Work through the material below and count the lines holding the word "panel"; give that count and nothing more.
============
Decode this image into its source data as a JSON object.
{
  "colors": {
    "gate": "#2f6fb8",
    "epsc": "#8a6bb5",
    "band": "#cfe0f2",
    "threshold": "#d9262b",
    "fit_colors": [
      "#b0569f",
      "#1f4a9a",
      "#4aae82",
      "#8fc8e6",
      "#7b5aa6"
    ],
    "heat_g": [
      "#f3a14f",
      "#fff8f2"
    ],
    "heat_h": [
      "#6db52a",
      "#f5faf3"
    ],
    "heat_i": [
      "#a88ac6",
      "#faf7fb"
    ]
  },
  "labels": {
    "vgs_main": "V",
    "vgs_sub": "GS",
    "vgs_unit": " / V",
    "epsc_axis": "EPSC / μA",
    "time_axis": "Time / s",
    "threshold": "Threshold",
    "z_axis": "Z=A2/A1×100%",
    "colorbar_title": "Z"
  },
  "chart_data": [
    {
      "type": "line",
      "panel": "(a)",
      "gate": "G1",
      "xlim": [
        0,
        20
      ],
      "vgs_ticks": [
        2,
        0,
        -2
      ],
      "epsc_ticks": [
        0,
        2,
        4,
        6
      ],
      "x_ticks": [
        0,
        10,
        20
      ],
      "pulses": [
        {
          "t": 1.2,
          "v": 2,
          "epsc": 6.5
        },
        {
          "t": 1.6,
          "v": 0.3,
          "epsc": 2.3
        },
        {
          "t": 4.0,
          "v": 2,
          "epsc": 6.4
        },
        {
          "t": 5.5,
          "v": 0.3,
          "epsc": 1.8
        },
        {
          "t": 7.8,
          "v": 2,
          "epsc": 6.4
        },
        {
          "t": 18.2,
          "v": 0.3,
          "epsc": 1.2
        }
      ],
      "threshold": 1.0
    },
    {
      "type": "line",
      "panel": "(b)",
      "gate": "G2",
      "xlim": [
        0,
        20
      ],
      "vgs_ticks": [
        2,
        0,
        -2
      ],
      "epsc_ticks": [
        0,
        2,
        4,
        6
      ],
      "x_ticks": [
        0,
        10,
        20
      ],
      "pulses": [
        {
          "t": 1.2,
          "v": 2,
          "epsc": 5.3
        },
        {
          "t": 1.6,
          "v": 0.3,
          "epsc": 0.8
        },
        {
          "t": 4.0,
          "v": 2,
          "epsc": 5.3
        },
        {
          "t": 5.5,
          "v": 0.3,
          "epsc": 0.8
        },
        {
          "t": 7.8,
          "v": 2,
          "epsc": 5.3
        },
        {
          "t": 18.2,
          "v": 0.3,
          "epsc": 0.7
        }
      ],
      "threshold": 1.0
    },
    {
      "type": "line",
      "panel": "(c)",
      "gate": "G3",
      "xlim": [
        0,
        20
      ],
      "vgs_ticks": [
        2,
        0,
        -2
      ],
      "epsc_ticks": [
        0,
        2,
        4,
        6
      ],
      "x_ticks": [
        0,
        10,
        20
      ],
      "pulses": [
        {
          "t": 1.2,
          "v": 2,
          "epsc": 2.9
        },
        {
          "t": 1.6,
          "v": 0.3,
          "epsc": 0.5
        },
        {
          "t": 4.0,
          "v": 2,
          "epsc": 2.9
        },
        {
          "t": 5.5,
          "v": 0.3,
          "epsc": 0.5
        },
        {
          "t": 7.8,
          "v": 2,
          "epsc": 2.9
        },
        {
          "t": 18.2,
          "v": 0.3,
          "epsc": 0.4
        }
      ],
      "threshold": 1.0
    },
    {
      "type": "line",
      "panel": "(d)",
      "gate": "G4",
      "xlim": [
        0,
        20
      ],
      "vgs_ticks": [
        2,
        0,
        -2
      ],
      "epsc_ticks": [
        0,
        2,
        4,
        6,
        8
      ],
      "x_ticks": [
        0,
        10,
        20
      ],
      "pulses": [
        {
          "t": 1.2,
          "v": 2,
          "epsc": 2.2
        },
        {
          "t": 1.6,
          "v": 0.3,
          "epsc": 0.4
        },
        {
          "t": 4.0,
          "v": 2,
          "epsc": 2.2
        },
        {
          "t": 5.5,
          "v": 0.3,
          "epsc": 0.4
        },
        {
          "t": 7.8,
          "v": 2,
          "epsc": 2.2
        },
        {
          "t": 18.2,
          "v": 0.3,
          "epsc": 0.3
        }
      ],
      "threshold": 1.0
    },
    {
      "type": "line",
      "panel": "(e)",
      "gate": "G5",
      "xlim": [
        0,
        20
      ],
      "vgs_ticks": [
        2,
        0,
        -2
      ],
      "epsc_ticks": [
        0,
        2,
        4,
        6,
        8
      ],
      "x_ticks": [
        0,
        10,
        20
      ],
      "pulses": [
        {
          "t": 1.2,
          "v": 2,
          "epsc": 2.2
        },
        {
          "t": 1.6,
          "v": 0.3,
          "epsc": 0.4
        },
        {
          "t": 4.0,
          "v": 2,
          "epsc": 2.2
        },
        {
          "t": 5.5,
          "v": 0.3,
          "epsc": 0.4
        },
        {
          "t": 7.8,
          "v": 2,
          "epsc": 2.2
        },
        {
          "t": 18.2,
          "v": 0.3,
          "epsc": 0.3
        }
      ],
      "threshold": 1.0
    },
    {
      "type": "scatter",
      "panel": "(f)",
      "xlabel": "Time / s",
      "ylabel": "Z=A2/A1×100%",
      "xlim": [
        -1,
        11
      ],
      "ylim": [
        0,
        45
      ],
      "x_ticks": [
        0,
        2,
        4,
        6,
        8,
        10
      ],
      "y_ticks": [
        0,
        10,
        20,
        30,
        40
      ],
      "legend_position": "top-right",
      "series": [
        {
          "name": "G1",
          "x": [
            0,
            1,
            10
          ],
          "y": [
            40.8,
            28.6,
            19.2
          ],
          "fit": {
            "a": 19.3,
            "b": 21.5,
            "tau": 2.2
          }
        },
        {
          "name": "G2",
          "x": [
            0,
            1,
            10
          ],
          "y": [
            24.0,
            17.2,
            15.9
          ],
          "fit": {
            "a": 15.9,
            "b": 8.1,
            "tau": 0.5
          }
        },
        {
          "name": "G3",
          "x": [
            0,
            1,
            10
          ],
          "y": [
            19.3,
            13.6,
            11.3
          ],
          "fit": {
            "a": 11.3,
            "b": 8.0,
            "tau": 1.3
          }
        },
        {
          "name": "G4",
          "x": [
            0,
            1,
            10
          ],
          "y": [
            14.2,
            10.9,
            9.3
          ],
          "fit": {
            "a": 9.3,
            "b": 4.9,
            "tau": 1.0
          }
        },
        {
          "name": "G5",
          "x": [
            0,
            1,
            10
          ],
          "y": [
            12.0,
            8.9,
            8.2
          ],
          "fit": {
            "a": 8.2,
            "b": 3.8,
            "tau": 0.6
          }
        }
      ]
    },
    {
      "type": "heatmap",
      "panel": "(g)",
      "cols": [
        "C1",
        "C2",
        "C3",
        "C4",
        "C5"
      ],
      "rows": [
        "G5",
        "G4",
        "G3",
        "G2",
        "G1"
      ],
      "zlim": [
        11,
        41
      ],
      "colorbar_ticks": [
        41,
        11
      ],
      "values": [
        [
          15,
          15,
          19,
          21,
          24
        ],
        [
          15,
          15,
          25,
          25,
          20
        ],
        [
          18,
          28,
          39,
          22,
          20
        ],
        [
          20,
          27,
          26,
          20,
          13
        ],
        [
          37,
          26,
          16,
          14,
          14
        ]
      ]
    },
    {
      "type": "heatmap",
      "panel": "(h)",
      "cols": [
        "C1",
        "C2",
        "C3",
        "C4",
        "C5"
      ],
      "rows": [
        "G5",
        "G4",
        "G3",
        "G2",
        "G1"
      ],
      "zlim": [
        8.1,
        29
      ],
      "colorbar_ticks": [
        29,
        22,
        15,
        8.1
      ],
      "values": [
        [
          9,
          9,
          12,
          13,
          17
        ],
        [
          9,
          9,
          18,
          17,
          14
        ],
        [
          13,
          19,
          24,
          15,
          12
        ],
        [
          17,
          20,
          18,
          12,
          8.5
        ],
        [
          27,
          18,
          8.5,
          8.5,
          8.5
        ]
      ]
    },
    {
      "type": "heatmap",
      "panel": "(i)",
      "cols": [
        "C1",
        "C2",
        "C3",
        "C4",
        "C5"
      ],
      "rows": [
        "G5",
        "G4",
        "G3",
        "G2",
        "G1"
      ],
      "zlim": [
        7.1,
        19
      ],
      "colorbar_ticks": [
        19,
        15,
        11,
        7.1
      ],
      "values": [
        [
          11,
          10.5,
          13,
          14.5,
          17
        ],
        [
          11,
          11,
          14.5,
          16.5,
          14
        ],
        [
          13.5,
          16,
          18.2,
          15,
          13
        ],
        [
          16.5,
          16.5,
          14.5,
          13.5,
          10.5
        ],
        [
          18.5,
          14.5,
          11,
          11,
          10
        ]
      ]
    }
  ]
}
============
▶ _Task output_:
9